_Directive_
Put the lines of the items below into a numbered list, omitting blank lines, beginning with the first line of the items and continuing through the line containing "label: below 10th: Below". List only those lines.

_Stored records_
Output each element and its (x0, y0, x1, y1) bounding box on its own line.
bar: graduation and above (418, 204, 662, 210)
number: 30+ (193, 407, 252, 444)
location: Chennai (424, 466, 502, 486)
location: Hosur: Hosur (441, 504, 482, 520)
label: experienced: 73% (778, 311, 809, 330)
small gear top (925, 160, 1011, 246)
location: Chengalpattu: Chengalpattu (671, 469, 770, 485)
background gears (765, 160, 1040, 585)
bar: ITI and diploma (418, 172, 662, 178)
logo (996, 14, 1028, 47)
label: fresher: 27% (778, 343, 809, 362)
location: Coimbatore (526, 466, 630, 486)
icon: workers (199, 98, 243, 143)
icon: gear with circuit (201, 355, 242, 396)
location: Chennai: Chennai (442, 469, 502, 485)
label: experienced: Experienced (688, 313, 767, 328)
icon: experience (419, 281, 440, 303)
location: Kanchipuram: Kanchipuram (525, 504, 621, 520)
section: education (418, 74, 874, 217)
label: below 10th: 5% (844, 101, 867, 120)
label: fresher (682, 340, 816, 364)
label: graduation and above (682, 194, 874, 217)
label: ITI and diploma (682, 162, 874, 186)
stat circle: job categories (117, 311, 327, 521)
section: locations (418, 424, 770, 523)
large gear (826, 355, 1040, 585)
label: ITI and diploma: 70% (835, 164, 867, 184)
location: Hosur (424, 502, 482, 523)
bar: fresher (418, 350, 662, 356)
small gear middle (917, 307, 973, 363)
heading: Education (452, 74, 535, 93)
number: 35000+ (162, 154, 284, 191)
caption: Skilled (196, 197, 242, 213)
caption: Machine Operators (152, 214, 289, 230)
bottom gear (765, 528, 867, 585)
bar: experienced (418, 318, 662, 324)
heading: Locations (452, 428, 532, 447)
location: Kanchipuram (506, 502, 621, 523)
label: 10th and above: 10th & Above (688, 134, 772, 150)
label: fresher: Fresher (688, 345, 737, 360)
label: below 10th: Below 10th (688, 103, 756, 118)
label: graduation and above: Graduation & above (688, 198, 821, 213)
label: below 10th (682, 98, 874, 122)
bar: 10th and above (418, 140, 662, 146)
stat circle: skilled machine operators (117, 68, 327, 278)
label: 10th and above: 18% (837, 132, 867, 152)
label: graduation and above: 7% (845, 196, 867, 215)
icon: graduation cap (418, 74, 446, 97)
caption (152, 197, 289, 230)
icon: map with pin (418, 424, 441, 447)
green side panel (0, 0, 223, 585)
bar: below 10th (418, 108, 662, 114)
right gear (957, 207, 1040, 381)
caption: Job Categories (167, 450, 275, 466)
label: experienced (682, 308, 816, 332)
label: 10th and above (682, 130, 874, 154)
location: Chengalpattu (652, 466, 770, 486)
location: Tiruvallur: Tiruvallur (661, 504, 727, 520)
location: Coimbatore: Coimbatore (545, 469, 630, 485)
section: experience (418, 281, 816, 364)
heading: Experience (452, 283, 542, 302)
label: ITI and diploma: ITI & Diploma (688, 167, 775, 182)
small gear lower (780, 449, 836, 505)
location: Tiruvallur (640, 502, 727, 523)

_Worked answer_
1. Output each element and its (x0, y0, x1, y1) bounding box on its own line.
2. bar: graduation and above (418, 204, 662, 210)
3. number: 30+ (193, 407, 252, 444)
4. location: Chennai (424, 466, 502, 486)
5. location: Hosur: Hosur (441, 504, 482, 520)
6. label: experienced: 73% (778, 311, 809, 330)
7. small gear top (925, 160, 1011, 246)
8. location: Chengalpattu: Chengalpattu (671, 469, 770, 485)
9. background gears (765, 160, 1040, 585)
10. bar: ITI and diploma (418, 172, 662, 178)
11. logo (996, 14, 1028, 47)
12. label: fresher: 27% (778, 343, 809, 362)
13. location: Coimbatore (526, 466, 630, 486)
14. icon: workers (199, 98, 243, 143)
15. icon: gear with circuit (201, 355, 242, 396)
16. location: Chennai: Chennai (442, 469, 502, 485)
17. label: experienced: Experienced (688, 313, 767, 328)
18. icon: experience (419, 281, 440, 303)
19. location: Kanchipuram: Kanchipuram (525, 504, 621, 520)
20. section: education (418, 74, 874, 217)
21. label: below 10th: 5% (844, 101, 867, 120)
22. label: fresher (682, 340, 816, 364)
23. label: graduation and above (682, 194, 874, 217)
24. label: ITI and diploma (682, 162, 874, 186)
25. stat circle: job categories (117, 311, 327, 521)
26. section: locations (418, 424, 770, 523)
27. large gear (826, 355, 1040, 585)
28. label: ITI and diploma: 70% (835, 164, 867, 184)
29. location: Hosur (424, 502, 482, 523)
30. bar: fresher (418, 350, 662, 356)
31. small gear middle (917, 307, 973, 363)
32. heading: Education (452, 74, 535, 93)
33. number: 35000+ (162, 154, 284, 191)
34. caption: Skilled (196, 197, 242, 213)
35. caption: Machine Operators (152, 214, 289, 230)
36. bottom gear (765, 528, 867, 585)
37. bar: experienced (418, 318, 662, 324)
38. heading: Locations (452, 428, 532, 447)
39. location: Kanchipuram (506, 502, 621, 523)
40. label: 10th and above: 10th & Above (688, 134, 772, 150)
41. label: fresher: Fresher (688, 345, 737, 360)
42. label: below 10th: Below 10th (688, 103, 756, 118)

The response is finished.